::: Data lines
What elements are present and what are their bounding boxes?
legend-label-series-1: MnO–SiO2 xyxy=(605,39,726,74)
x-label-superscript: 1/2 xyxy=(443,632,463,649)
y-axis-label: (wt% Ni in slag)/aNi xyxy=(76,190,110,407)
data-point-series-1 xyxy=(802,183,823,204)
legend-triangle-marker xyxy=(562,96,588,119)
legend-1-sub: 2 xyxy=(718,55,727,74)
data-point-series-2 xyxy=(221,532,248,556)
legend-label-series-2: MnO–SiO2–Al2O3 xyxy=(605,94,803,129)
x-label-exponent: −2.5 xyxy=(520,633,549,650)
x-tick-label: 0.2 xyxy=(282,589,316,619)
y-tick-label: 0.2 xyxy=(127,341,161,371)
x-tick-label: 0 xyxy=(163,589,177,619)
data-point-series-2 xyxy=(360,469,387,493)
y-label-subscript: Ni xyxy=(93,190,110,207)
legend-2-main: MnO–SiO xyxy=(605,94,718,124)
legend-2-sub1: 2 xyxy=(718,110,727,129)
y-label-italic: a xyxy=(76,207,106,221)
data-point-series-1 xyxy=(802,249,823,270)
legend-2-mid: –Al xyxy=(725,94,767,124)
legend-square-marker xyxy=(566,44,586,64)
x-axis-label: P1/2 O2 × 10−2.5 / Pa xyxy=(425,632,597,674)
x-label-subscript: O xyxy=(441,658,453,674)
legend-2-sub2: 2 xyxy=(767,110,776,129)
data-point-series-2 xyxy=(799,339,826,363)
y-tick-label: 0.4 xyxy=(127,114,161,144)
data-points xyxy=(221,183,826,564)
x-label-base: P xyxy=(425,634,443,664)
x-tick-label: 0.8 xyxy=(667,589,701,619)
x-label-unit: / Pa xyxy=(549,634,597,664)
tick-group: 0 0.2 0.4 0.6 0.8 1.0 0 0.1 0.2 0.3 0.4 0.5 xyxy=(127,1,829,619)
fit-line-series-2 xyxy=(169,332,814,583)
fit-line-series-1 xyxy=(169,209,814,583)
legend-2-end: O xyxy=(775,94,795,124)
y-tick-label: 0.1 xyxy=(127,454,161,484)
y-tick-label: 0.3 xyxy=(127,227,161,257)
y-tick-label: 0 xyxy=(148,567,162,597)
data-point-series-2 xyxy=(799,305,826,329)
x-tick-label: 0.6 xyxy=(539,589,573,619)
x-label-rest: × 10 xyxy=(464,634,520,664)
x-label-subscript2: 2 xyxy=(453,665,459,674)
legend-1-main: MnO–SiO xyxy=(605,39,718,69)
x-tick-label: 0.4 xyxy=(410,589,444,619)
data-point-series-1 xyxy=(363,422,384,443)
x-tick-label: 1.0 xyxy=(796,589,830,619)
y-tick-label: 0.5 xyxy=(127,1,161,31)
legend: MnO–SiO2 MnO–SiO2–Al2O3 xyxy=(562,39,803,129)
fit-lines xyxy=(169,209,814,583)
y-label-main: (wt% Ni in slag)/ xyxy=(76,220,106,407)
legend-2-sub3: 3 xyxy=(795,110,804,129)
::::::
**What the exercise asks**. Rename every "data-point-series-2" in the data above to "data-marker-series-2", and reproduce all the lines with nothing else changed.

**Written reply**.
What elements are present and what are their bounding boxes?
legend-label-series-1: MnO–SiO2 xyxy=(605,39,726,74)
x-label-superscript: 1/2 xyxy=(443,632,463,649)
y-axis-label: (wt% Ni in slag)/aNi xyxy=(76,190,110,407)
data-point-series-1 xyxy=(802,183,823,204)
legend-triangle-marker xyxy=(562,96,588,119)
legend-1-sub: 2 xyxy=(718,55,727,74)
data-marker-series-2 xyxy=(221,532,248,556)
legend-label-series-2: MnO–SiO2–Al2O3 xyxy=(605,94,803,129)
x-label-exponent: −2.5 xyxy=(520,633,549,650)
x-tick-label: 0.2 xyxy=(282,589,316,619)
y-tick-label: 0.2 xyxy=(127,341,161,371)
x-tick-label: 0 xyxy=(163,589,177,619)
data-marker-series-2 xyxy=(360,469,387,493)
y-label-subscript: Ni xyxy=(93,190,110,207)
legend-2-main: MnO–SiO xyxy=(605,94,718,124)
legend-2-sub1: 2 xyxy=(718,110,727,129)
y-label-italic: a xyxy=(76,207,106,221)
data-point-series-1 xyxy=(802,249,823,270)
legend-2-mid: –Al xyxy=(725,94,767,124)
legend-square-marker xyxy=(566,44,586,64)
x-axis-label: P1/2 O2 × 10−2.5 / Pa xyxy=(425,632,597,674)
x-label-subscript: O xyxy=(441,658,453,674)
legend-2-sub2: 2 xyxy=(767,110,776,129)
data-marker-series-2 xyxy=(799,339,826,363)
y-tick-label: 0.4 xyxy=(127,114,161,144)
data-points xyxy=(221,183,826,564)
x-label-base: P xyxy=(425,634,443,664)
x-tick-label: 0.8 xyxy=(667,589,701,619)
x-label-unit: / Pa xyxy=(549,634,597,664)
tick-group: 0 0.2 0.4 0.6 0.8 1.0 0 0.1 0.2 0.3 0.4 0.5 xyxy=(127,1,829,619)
fit-line-series-2 xyxy=(169,332,814,583)
fit-line-series-1 xyxy=(169,209,814,583)
legend-2-end: O xyxy=(775,94,795,124)
y-tick-label: 0.1 xyxy=(127,454,161,484)
y-tick-label: 0.3 xyxy=(127,227,161,257)
y-tick-label: 0 xyxy=(148,567,162,597)
data-marker-series-2 xyxy=(799,305,826,329)
x-tick-label: 0.6 xyxy=(539,589,573,619)
x-label-rest: × 10 xyxy=(464,634,520,664)
x-label-subscript2: 2 xyxy=(453,665,459,674)
legend-1-main: MnO–SiO xyxy=(605,39,718,69)
x-tick-label: 0.4 xyxy=(410,589,444,619)
data-point-series-1 xyxy=(363,422,384,443)
x-tick-label: 1.0 xyxy=(796,589,830,619)
y-tick-label: 0.5 xyxy=(127,1,161,31)
legend: MnO–SiO2 MnO–SiO2–Al2O3 xyxy=(562,39,803,129)
fit-lines xyxy=(169,209,814,583)
y-label-main: (wt% Ni in slag)/ xyxy=(76,220,106,407)
legend-2-sub3: 3 xyxy=(795,110,804,129)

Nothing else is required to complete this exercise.